_Excerpted passage_
Re: Advice on parallelizing network calls in DoFn

2018-03-25 Thread Romain Manni-Bucau
@Lukasz: just a small precision on the bench I shared earlier: the overhead
of CompletionStage (implemented with a "fast" flavor) is of < 7% if you
ignore the usage of lambda (pass a function instance and not using lambda
ref - not sure why the JVM doesn't handles it directly but since a JVM
upgrade from the u40 to u144 made a 75% boost thanks to lambda+gc optims, I
don't worry much of that part). Here are the raw results I get (Sharing
beam one too since I used another computer):
Comparison.beam thrpt5  184033706,109 ±
31943851,553  ops/s
Comparison.fastCompletionStageWithoutLambda thrpt5  171628984,800
±  2063217,863  ops/s

I insist on the good fit of CompletionStage (or any reactive compatible API
closer to java 9 maybe) but I had to migrate from a synchronous code to an
async one on friday and the migration was not technically hard and brought
a lot of benefit since now it can work in any environment (synchronous
using toCompletionFuture().get() or asynchronous like akka actors bridging
scala future and CompletionStage). For a portable API (I'm not speaking of
the beam - language - portable API which is on top of runner from a design
point of view) but of the API any runner must integrate with. Integrated
with IO (which is the only part giving sense to any pipeline when you think
about it) you can scala way more reliable and efficiently optimizing your
resources so it would be an awesome fit for a solution like beam IMHO.

_Data entries_
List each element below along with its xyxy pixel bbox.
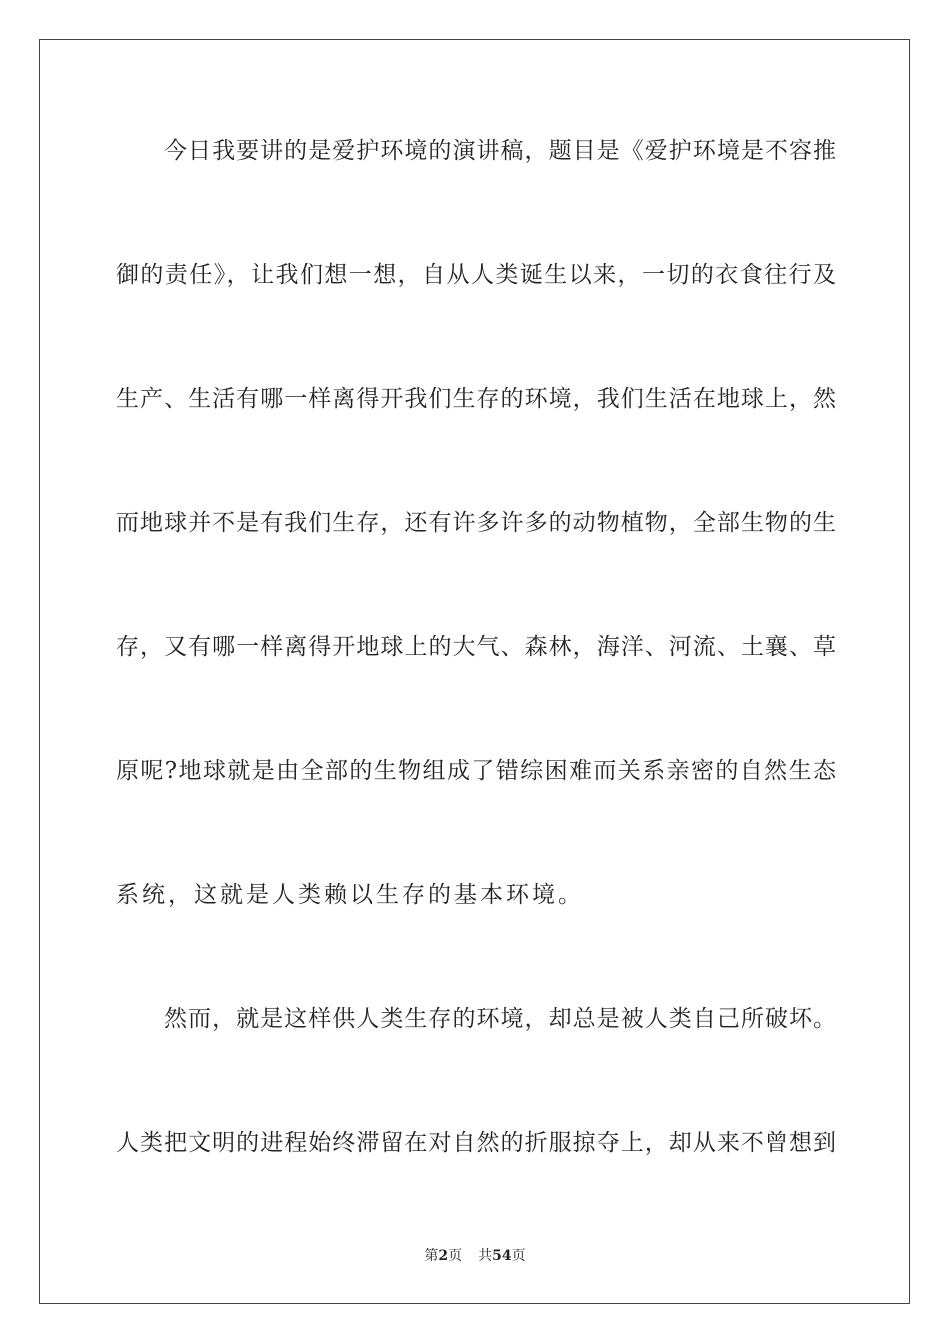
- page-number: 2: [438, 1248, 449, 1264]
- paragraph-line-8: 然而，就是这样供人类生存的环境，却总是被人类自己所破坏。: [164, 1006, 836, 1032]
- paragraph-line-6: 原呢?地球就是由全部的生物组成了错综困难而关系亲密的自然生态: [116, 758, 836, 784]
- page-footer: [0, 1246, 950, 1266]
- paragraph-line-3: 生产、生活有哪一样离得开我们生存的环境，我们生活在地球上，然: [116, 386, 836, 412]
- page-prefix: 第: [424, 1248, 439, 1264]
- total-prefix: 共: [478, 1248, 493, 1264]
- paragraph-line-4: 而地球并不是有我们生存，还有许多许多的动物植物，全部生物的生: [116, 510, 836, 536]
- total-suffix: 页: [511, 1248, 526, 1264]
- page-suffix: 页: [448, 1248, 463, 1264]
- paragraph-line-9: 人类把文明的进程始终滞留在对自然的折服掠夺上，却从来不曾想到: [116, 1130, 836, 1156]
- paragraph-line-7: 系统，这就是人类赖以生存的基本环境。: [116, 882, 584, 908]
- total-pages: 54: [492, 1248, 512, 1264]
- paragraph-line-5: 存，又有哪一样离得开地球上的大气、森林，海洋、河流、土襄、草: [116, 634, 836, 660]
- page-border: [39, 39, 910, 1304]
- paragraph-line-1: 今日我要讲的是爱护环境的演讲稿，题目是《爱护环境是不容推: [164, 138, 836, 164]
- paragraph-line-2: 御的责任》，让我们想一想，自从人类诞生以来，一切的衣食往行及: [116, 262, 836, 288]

_Stated task_
Continue the mailing-list reply on CompletionStage overhead in Beam, starting right after its final sentence.

_Expected answer_
Romain Manni-Bucau
@rmannibucau <https://twitter.com/rmannibucau> |  Blog
<https://rmannibucau.metawerx.net/> | Old Blog
<http://rmannibucau.wordpress.com> | Github <https://github.com/rmannibucau> |
LinkedIn <https://www.linkedin.com/in/rmannibucau> | Book
<https://www.packtpub.com/application-development/java-ee-8-high-performance>

2018-03-15 18:45 GMT+01:00 Jean-Baptiste Onofré :

> By the way, you can take a look on JdbcIO which does a reshuffle transform
> to avoid the "fusion" issue.
>
> Regards
> JB
> Le 15 mars 2018, à 10:44, Raghu Angadi  a écrit:
>>
>> In streaming, a simple way is to add a reshuffle to increase parallelism.
>> When you are external-call bound, extra cost of reshuffle is negligible.
>> e.g.  https://stackoverflow.com/questions/46116443/dataflow-
>> streaming-job-not-scaleing-past-1-worker
>>
>> Note that by default Dataflow workers use a couple of hundred threads as
>> required. This can be increased with a pipeline option if you prefer. I am
>> not sure of other runners.
>>
>> On Thu, Mar 15, 2018 at 8:25 AM Falcon Taylor-Carter <
>> fal...@bounceexchange.com> wrote:
>>
>>> Hello Pablo,
>>>
>>> Thanks for checking up (I'm working with Josh on this problem). It seems
>>> there isn't a built-in process for this kind of use case currently, and
>>> that the best process right now is to handle our own bundling and threading
>>> in the DoFn. If you had any other suggestions, or anything to keep in mind
>>> in doing this, let us know!
>>>
>>> Falcon
>>>
>>> On Tue, Mar 13, 2018 at 4:52 PM, Pablo Estrada 
>>> wrote:
>>>
>>>> I'd just like to close the loop. Josh, did you get an answer/guidance
>>>> on how to proceed with your pipeline?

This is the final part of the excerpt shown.